To do. Go through the records and copy each line where the word "risida" occurs.

The data.

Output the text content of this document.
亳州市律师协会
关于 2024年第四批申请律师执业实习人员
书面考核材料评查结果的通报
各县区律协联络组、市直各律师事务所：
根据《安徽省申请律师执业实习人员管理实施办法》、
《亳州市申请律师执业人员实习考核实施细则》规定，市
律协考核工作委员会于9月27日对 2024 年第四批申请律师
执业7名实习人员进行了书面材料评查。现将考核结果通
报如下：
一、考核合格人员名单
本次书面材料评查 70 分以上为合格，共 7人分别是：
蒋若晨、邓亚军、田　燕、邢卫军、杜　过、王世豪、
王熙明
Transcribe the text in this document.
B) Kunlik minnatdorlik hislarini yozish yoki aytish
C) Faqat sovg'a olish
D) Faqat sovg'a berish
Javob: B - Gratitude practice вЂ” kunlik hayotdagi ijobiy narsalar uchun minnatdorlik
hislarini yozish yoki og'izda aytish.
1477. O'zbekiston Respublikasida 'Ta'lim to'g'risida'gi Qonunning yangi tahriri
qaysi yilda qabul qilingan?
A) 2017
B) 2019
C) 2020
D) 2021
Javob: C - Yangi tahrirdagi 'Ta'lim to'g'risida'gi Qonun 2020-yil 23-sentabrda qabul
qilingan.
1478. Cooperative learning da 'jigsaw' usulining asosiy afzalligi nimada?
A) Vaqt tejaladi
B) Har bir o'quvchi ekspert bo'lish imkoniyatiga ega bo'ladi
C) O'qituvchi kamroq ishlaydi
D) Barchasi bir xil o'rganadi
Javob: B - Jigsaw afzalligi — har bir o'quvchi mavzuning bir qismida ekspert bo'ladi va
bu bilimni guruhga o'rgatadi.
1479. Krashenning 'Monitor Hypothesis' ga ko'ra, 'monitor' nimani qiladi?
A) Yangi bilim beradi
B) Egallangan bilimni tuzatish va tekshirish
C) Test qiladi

Expected output.
1477. O'zbekiston Respublikasida 'Ta'lim to'g'risida'gi Qonunning yangi tahriri
Javob: C - Yangi tahrirdagi 'Ta'lim to'g'risida'gi Qonun 2020-yil 23-sentabrda qabul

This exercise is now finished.